## RECORDS FOR THE TASK:
(begin)

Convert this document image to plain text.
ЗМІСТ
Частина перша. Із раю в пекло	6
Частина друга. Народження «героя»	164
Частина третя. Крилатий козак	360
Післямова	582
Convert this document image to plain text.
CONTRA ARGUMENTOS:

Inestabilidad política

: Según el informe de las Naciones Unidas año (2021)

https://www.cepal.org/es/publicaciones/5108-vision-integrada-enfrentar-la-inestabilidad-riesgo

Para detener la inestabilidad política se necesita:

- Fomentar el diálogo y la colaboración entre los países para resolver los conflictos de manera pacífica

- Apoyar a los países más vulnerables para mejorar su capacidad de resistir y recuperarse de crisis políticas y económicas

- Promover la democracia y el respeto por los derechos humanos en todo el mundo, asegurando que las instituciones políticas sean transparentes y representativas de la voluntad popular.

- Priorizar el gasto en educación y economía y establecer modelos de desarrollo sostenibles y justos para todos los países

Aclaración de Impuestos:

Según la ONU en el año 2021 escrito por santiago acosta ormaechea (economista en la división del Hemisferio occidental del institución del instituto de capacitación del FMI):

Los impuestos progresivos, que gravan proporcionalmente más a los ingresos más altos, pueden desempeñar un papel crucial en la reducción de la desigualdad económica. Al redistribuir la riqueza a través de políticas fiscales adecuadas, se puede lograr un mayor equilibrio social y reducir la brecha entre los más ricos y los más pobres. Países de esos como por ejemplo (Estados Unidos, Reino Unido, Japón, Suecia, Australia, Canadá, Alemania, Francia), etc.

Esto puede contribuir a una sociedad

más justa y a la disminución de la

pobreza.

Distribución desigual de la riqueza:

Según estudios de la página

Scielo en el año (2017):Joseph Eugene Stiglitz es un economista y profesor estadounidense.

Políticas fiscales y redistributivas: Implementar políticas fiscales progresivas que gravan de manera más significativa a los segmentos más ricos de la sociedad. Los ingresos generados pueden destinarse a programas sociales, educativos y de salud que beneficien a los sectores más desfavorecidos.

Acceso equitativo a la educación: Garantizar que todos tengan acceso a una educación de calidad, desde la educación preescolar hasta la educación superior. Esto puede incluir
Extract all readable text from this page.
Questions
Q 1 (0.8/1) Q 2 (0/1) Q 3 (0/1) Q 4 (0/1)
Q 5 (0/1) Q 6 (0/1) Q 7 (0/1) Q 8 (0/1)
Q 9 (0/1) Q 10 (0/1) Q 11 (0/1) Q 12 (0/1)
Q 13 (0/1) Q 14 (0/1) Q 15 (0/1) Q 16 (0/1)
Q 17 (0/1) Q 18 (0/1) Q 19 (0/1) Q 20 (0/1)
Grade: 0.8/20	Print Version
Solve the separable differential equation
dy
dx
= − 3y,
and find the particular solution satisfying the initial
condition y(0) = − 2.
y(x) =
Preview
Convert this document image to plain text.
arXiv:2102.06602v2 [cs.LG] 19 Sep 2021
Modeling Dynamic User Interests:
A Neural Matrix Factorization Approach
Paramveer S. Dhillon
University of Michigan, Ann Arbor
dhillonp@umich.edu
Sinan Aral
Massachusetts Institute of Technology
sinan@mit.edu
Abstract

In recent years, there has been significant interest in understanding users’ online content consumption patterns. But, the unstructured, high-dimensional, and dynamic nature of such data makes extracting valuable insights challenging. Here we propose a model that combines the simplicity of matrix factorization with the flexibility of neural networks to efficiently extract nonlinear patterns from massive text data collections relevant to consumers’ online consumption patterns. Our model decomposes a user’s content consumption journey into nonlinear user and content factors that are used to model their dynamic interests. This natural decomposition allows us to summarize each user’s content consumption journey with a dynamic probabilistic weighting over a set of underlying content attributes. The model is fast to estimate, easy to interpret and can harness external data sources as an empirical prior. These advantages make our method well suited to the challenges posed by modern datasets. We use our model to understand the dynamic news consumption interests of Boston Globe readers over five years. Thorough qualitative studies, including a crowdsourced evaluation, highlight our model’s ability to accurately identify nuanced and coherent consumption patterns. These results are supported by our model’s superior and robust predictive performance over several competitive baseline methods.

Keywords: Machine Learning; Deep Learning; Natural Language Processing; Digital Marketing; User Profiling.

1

(end)

## EXERCISE INSTRUCTIONS:
Extract from the data every line where "entre" shows up.

## FULL SOLUTION:
- Fomentar el diálogo y la colaboración entre los países para resolver los conflictos de manera pacífica
Los impuestos progresivos, que gravan proporcionalmente más a los ingresos más altos, pueden desempeñar un papel crucial en la reducción de la desigualdad económica. Al redistribuir la riqueza a través de políticas fiscales adecuadas, se puede lograr un mayor equilibrio social y reducir la brecha entre los más ricos y los más pobres. Países de esos como por ejemplo (Estados Unidos, Reino Unido, Japón, Suecia, Australia, Canadá, Alemania, Francia), etc.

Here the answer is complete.